» **INSTRUCTIONS TO FOLLOW**: Would you quote the material below in full and unchanged?

» **MATERIAL PROVIDED**:
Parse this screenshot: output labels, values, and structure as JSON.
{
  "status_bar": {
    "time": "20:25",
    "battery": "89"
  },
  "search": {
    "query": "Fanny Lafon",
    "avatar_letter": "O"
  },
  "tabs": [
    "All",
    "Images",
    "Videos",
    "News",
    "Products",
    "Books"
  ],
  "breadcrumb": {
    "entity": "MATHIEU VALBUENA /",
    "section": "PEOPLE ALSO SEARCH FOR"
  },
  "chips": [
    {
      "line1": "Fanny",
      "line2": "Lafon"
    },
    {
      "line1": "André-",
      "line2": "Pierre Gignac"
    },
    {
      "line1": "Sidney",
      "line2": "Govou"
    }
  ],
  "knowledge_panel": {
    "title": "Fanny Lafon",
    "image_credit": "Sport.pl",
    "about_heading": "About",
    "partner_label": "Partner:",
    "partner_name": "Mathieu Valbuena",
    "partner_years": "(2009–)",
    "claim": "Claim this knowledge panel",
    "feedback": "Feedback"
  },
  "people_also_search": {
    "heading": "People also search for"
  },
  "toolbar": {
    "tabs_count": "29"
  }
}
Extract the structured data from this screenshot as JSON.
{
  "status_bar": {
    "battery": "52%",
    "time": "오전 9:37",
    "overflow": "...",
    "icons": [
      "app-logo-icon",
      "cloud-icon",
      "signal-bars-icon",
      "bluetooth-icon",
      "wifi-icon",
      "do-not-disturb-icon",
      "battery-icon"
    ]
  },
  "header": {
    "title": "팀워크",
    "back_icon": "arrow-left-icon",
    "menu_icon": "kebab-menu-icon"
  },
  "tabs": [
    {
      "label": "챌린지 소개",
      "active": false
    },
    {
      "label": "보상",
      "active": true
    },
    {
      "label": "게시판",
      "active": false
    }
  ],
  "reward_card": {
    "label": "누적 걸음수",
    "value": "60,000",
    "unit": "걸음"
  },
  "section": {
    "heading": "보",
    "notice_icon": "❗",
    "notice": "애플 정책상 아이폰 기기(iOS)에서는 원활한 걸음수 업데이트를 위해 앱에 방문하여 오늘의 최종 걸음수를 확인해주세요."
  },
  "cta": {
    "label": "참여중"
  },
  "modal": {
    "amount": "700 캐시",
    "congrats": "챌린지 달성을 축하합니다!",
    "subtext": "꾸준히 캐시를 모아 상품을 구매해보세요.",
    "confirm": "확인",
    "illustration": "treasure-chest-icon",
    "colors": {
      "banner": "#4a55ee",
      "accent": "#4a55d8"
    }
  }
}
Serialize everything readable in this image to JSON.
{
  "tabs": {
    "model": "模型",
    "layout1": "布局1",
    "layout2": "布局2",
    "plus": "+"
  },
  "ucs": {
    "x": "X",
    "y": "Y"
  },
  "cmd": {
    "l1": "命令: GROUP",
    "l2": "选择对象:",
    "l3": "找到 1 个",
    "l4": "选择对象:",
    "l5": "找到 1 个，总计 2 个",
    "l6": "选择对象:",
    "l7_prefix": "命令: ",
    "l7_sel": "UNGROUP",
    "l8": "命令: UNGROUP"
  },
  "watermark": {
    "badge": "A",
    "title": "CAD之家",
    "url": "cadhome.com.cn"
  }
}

» **PROBLEM SOLUTION**:
Parse this screenshot: output labels, values, and structure as JSON.
{
  "status_bar": {
    "time": "20:25",
    "battery": "89"
  },
  "search": {
    "query": "Fanny Lafon",
    "avatar_letter": "O"
  },
  "tabs": [
    "All",
    "Images",
    "Videos",
    "News",
    "Products",
    "Books"
  ],
  "breadcrumb": {
    "entity": "MATHIEU VALBUENA /",
    "section": "PEOPLE ALSO SEARCH FOR"
  },
  "chips": [
    {
      "line1": "Fanny",
      "line2": "Lafon"
    },
    {
      "line1": "André-",
      "line2": "Pierre Gignac"
    },
    {
      "line1": "Sidney",
      "line2": "Govou"
    }
  ],
  "knowledge_panel": {
    "title": "Fanny Lafon",
    "image_credit": "Sport.pl",
    "about_heading": "About",
    "partner_label": "Partner:",
    "partner_name": "Mathieu Valbuena",
    "partner_years": "(2009–)",
    "claim": "Claim this knowledge panel",
    "feedback": "Feedback"
  },
  "people_also_search": {
    "heading": "People also search for"
  },
  "toolbar": {
    "tabs_count": "29"
  }
}
Extract the structured data from this screenshot as JSON.
{
  "status_bar": {
    "battery": "52%",
    "time": "오전 9:37",
    "overflow": "...",
    "icons": [
      "app-logo-icon",
      "cloud-icon",
      "signal-bars-icon",
      "bluetooth-icon",
      "wifi-icon",
      "do-not-disturb-icon",
      "battery-icon"
    ]
  },
  "header": {
    "title": "팀워크",
    "back_icon": "arrow-left-icon",
    "menu_icon": "kebab-menu-icon"
  },
  "tabs": [
    {
      "label": "챌린지 소개",
      "active": false
    },
    {
      "label": "보상",
      "active": true
    },
    {
      "label": "게시판",
      "active": false
    }
  ],
  "reward_card": {
    "label": "누적 걸음수",
    "value": "60,000",
    "unit": "걸음"
  },
  "section": {
    "heading": "보",
    "notice_icon": "❗",
    "notice": "애플 정책상 아이폰 기기(iOS)에서는 원활한 걸음수 업데이트를 위해 앱에 방문하여 오늘의 최종 걸음수를 확인해주세요."
  },
  "cta": {
    "label": "참여중"
  },
  "modal": {
    "amount": "700 캐시",
    "congrats": "챌린지 달성을 축하합니다!",
    "subtext": "꾸준히 캐시를 모아 상품을 구매해보세요.",
    "confirm": "확인",
    "illustration": "treasure-chest-icon",
    "colors": {
      "banner": "#4a55ee",
      "accent": "#4a55d8"
    }
  }
}
Serialize everything readable in this image to JSON.
{
  "tabs": {
    "model": "模型",
    "layout1": "布局1",
    "layout2": "布局2",
    "plus": "+"
  },
  "ucs": {
    "x": "X",
    "y": "Y"
  },
  "cmd": {
    "l1": "命令: GROUP",
    "l2": "选择对象:",
    "l3": "找到 1 个",
    "l4": "选择对象:",
    "l5": "找到 1 个，总计 2 个",
    "l6": "选择对象:",
    "l7_prefix": "命令: ",
    "l7_sel": "UNGROUP",
    "l8": "命令: UNGROUP"
  },
  "watermark": {
    "badge": "A",
    "title": "CAD之家",
    "url": "cadhome.com.cn"
  }
}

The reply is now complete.